▶ **Work to be completed**
Transcribe the material verbatim in full; the pictures do not belong in the copy.

Extracted records
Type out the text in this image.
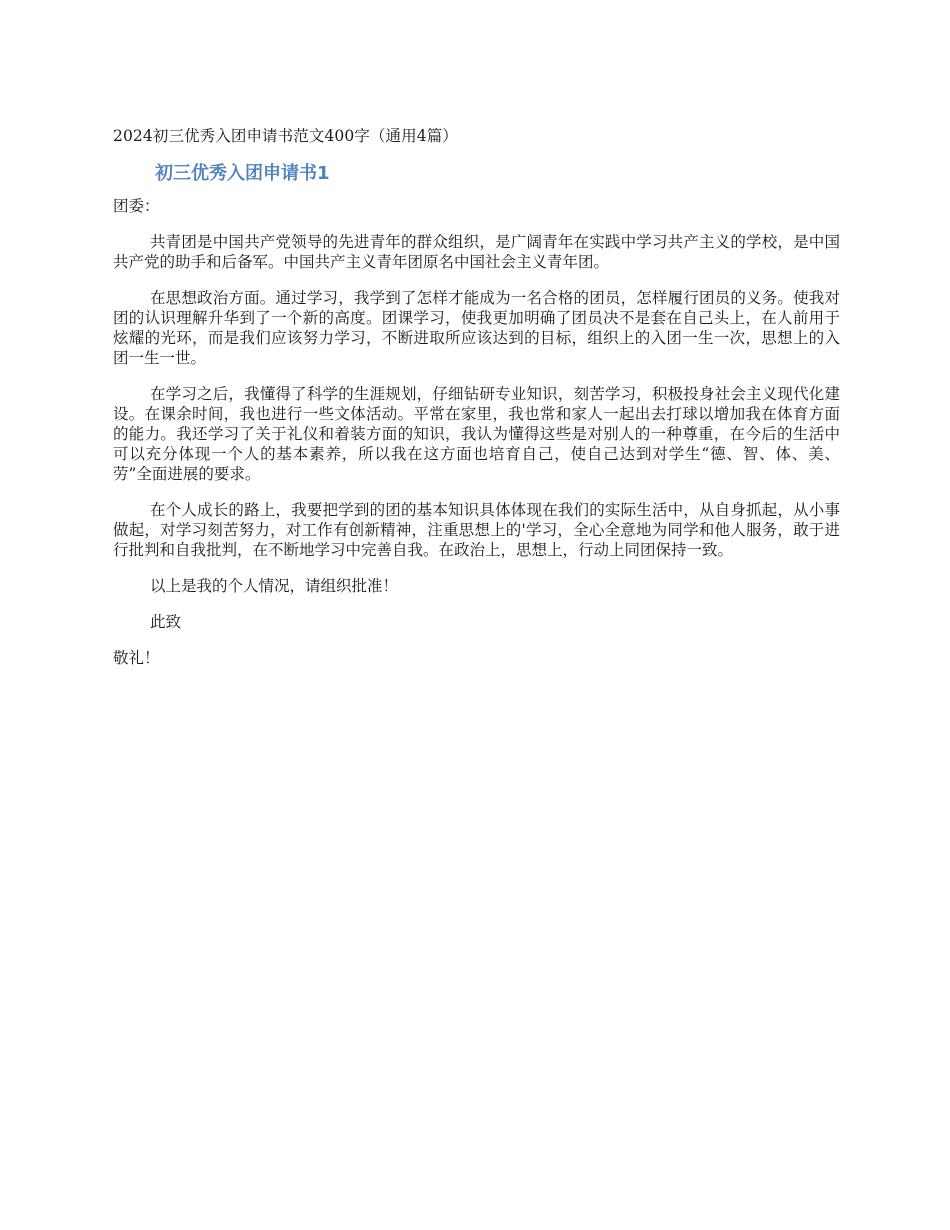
2024初三优秀入团申请书范文400字（通用4篇）

初三优秀入团申请书1

团委：

共青团是中国共产党领导的先进青年的群众组织，是广阔青年在实践中学习共产主义的学校，是中国共产党的助手和后备军。中国共产主义青年团原名中国社会主义青年团。

在思想政治方面。通过学习，我学到了怎样才能成为一名合格的团员，怎样履行团员的义务。使我对团的认识理解升华到了一个新的高度。团课学习，使我更加明确了团员决不是套在自己头上，在人前用于炫耀的光环，而是我们应该努力学习，不断进取所应该达到的目标，组织上的入团一生一次，思想上的入团一生一世。

在学习之后，我懂得了科学的生涯规划，仔细钻研专业知识，刻苦学习，积极投身社会主义现代化建设。在课余时间，我也进行一些文体活动。平常在家里，我也常和家人一起出去打球以增加我在体育方面的能力。我还学习了关于礼仪和着装方面的知识，我认为懂得这些是对别人的一种尊重，在今后的生活中可以充分体现一个人的基本素养，所以我在这方面也培育自己，使自己达到对学生“德、智、体、美、劳”全面进展的要求。

在个人成长的路上，我要把学到的团的基本知识具体体现在我们的实际生活中，从自身抓起，从小事做起，对学习刻苦努力，对工作有创新精神，注重思想上的'学习，全心全意地为同学和他人服务，敢于进行批判和自我批判，在不断地学习中完善自我。在政治上，思想上，行动上同团保持一致。

以上是我的个人情况，请组织批准！

此致

敬礼！
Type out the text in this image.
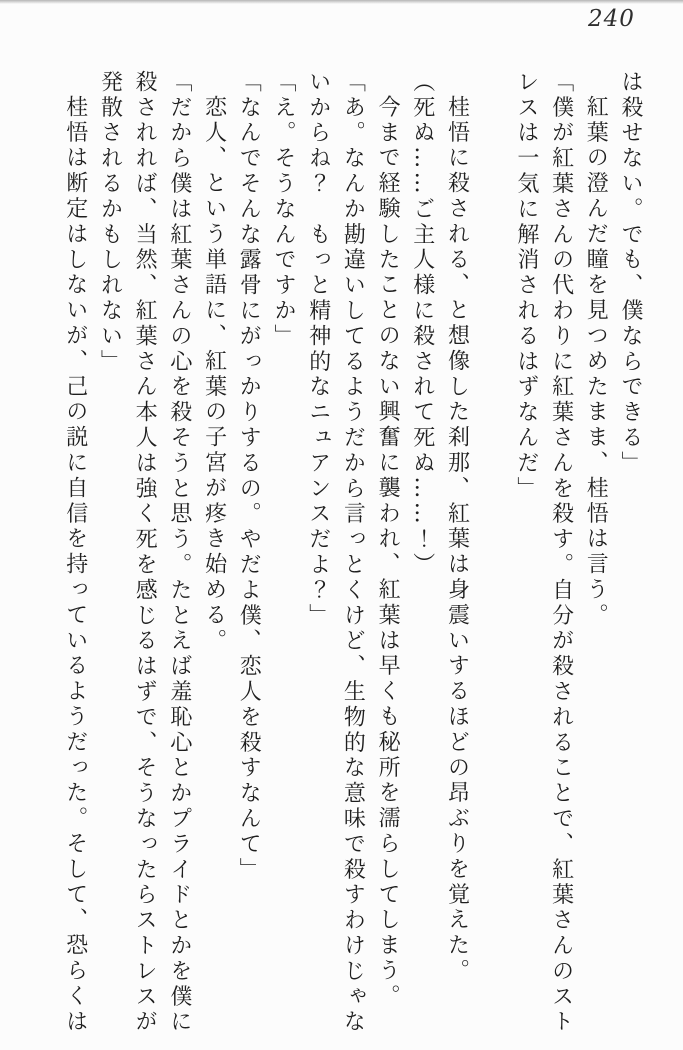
240
は殺せない。でも、僕ならできる」
紅葉の澄んだ瞳を見つめたまま、桂悟は言う。
「僕が紅葉さんの代わりに紅葉さんを殺す。自分が殺されることで、紅葉さんのスト
レスは一気に解消されるはずなんだ」
桂悟に殺される、と想像した刹那、紅葉は身震いするほどの昂ぶりを覚えた。
（死ぬ……ご主人様に殺されて死ぬ……！）
今まで経験したことのない興奮に襲われ、紅葉は早くも秘所を濡らしてしまう。
「あ。なんか勘違いしてるようだから言っとくけど、生物的な意味で殺すわけじゃな
いからね？　もっと精神的なニュアンスだよ？」
「え。そうなんですか」
「なんでそんな露骨にがっかりするの。やだよ僕、恋人を殺すなんて」
恋人、という単語に、紅葉の子宮が疼き始める。
「だから僕は紅葉さんの心を殺そうと思う。たとえば羞恥心とかプライドとかを僕に
殺されれば、当然、紅葉さん本人は強く死を感じるはずで、そうなったらストレスが
発散されるかもしれない」
桂悟は断定はしないが、己の説に自信を持っているようだった。そして、恐らくは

▶ **Reply**
Type out the text in this image.
2024初三优秀入团申请书范文400字（通用4篇）

初三优秀入团申请书1

团委：

共青团是中国共产党领导的先进青年的群众组织，是广阔青年在实践中学习共产主义的学校，是中国共产党的助手和后备军。中国共产主义青年团原名中国社会主义青年团。

在思想政治方面。通过学习，我学到了怎样才能成为一名合格的团员，怎样履行团员的义务。使我对团的认识理解升华到了一个新的高度。团课学习，使我更加明确了团员决不是套在自己头上，在人前用于炫耀的光环，而是我们应该努力学习，不断进取所应该达到的目标，组织上的入团一生一次，思想上的入团一生一世。

在学习之后，我懂得了科学的生涯规划，仔细钻研专业知识，刻苦学习，积极投身社会主义现代化建设。在课余时间，我也进行一些文体活动。平常在家里，我也常和家人一起出去打球以增加我在体育方面的能力。我还学习了关于礼仪和着装方面的知识，我认为懂得这些是对别人的一种尊重，在今后的生活中可以充分体现一个人的基本素养，所以我在这方面也培育自己，使自己达到对学生“德、智、体、美、劳”全面进展的要求。

在个人成长的路上，我要把学到的团的基本知识具体体现在我们的实际生活中，从自身抓起，从小事做起，对学习刻苦努力，对工作有创新精神，注重思想上的'学习，全心全意地为同学和他人服务，敢于进行批判和自我批判，在不断地学习中完善自我。在政治上，思想上，行动上同团保持一致。

以上是我的个人情况，请组织批准！

此致

敬礼！
Type out the text in this image.
240
は殺せない。でも、僕ならできる」
紅葉の澄んだ瞳を見つめたまま、桂悟は言う。
「僕が紅葉さんの代わりに紅葉さんを殺す。自分が殺されることで、紅葉さんのスト
レスは一気に解消されるはずなんだ」
桂悟に殺される、と想像した刹那、紅葉は身震いするほどの昂ぶりを覚えた。
（死ぬ……ご主人様に殺されて死ぬ……！）
今まで経験したことのない興奮に襲われ、紅葉は早くも秘所を濡らしてしまう。
「あ。なんか勘違いしてるようだから言っとくけど、生物的な意味で殺すわけじゃな
いからね？　もっと精神的なニュアンスだよ？」
「え。そうなんですか」
「なんでそんな露骨にがっかりするの。やだよ僕、恋人を殺すなんて」
恋人、という単語に、紅葉の子宮が疼き始める。
「だから僕は紅葉さんの心を殺そうと思う。たとえば羞恥心とかプライドとかを僕に
殺されれば、当然、紅葉さん本人は強く死を感じるはずで、そうなったらストレスが
発散されるかもしれない」
桂悟は断定はしないが、己の説に自信を持っているようだった。そして、恐らくは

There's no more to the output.